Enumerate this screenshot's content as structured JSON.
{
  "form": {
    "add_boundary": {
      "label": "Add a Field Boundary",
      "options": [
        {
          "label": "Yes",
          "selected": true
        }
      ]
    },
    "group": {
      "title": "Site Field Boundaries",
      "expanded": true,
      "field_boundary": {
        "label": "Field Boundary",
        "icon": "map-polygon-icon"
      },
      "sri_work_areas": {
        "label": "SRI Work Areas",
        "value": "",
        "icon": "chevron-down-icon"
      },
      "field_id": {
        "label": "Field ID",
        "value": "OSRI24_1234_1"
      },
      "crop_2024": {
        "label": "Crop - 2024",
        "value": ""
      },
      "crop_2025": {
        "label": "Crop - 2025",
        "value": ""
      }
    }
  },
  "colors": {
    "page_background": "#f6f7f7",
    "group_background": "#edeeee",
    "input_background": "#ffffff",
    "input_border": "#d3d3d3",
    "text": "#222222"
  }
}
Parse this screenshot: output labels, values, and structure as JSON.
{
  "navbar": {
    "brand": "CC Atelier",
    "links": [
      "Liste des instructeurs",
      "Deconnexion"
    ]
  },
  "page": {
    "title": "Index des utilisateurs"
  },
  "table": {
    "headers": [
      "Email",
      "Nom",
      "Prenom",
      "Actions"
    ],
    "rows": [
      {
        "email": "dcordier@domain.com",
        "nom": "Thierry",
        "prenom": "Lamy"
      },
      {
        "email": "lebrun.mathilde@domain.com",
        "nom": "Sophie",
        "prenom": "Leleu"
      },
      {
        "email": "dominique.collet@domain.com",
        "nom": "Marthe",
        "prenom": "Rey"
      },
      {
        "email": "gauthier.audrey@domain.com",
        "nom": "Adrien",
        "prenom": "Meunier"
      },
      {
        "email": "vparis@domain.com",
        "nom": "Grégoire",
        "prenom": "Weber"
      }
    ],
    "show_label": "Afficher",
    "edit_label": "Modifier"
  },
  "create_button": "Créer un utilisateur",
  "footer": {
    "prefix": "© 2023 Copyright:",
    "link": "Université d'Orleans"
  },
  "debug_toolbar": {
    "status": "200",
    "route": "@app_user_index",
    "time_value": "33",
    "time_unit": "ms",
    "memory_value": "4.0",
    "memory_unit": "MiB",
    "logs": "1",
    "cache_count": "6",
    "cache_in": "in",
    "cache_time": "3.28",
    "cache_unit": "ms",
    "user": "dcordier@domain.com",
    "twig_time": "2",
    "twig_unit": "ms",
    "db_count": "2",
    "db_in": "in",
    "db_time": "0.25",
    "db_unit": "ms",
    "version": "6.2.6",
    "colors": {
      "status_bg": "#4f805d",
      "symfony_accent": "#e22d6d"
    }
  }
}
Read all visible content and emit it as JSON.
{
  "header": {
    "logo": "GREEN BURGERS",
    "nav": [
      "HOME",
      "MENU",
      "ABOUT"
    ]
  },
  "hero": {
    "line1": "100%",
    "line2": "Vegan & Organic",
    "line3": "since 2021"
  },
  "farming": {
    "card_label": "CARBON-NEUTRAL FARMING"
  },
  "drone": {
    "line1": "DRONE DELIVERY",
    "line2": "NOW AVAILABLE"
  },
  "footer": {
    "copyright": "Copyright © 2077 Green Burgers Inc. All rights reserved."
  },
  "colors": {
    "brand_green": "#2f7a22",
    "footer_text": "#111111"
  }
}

◇ ◇ ◇ ◇ ◇ ◇ ◇

Extract every line above exactly as it stands.

Enumerate this screenshot's content as structured JSON.
{
  "form": {
    "add_boundary": {
      "label": "Add a Field Boundary",
      "options": [
        {
          "label": "Yes",
          "selected": true
        }
      ]
    },
    "group": {
      "title": "Site Field Boundaries",
      "expanded": true,
      "field_boundary": {
        "label": "Field Boundary",
        "icon": "map-polygon-icon"
      },
      "sri_work_areas": {
        "label": "SRI Work Areas",
        "value": "",
        "icon": "chevron-down-icon"
      },
      "field_id": {
        "label": "Field ID",
        "value": "OSRI24_1234_1"
      },
      "crop_2024": {
        "label": "Crop - 2024",
        "value": ""
      },
      "crop_2025": {
        "label": "Crop - 2025",
        "value": ""
      }
    }
  },
  "colors": {
    "page_background": "#f6f7f7",
    "group_background": "#edeeee",
    "input_background": "#ffffff",
    "input_border": "#d3d3d3",
    "text": "#222222"
  }
}
Parse this screenshot: output labels, values, and structure as JSON.
{
  "navbar": {
    "brand": "CC Atelier",
    "links": [
      "Liste des instructeurs",
      "Deconnexion"
    ]
  },
  "page": {
    "title": "Index des utilisateurs"
  },
  "table": {
    "headers": [
      "Email",
      "Nom",
      "Prenom",
      "Actions"
    ],
    "rows": [
      {
        "email": "dcordier@domain.com",
        "nom": "Thierry",
        "prenom": "Lamy"
      },
      {
        "email": "lebrun.mathilde@domain.com",
        "nom": "Sophie",
        "prenom": "Leleu"
      },
      {
        "email": "dominique.collet@domain.com",
        "nom": "Marthe",
        "prenom": "Rey"
      },
      {
        "email": "gauthier.audrey@domain.com",
        "nom": "Adrien",
        "prenom": "Meunier"
      },
      {
        "email": "vparis@domain.com",
        "nom": "Grégoire",
        "prenom": "Weber"
      }
    ],
    "show_label": "Afficher",
    "edit_label": "Modifier"
  },
  "create_button": "Créer un utilisateur",
  "footer": {
    "prefix": "© 2023 Copyright:",
    "link": "Université d'Orleans"
  },
  "debug_toolbar": {
    "status": "200",
    "route": "@app_user_index",
    "time_value": "33",
    "time_unit": "ms",
    "memory_value": "4.0",
    "memory_unit": "MiB",
    "logs": "1",
    "cache_count": "6",
    "cache_in": "in",
    "cache_time": "3.28",
    "cache_unit": "ms",
    "user": "dcordier@domain.com",
    "twig_time": "2",
    "twig_unit": "ms",
    "db_count": "2",
    "db_in": "in",
    "db_time": "0.25",
    "db_unit": "ms",
    "version": "6.2.6",
    "colors": {
      "status_bg": "#4f805d",
      "symfony_accent": "#e22d6d"
    }
  }
}
Read all visible content and emit it as JSON.
{
  "header": {
    "logo": "GREEN BURGERS",
    "nav": [
      "HOME",
      "MENU",
      "ABOUT"
    ]
  },
  "hero": {
    "line1": "100%",
    "line2": "Vegan & Organic",
    "line3": "since 2021"
  },
  "farming": {
    "card_label": "CARBON-NEUTRAL FARMING"
  },
  "drone": {
    "line1": "DRONE DELIVERY",
    "line2": "NOW AVAILABLE"
  },
  "footer": {
    "copyright": "Copyright © 2077 Green Burgers Inc. All rights reserved."
  },
  "colors": {
    "brand_green": "#2f7a22",
    "footer_text": "#111111"
  }
}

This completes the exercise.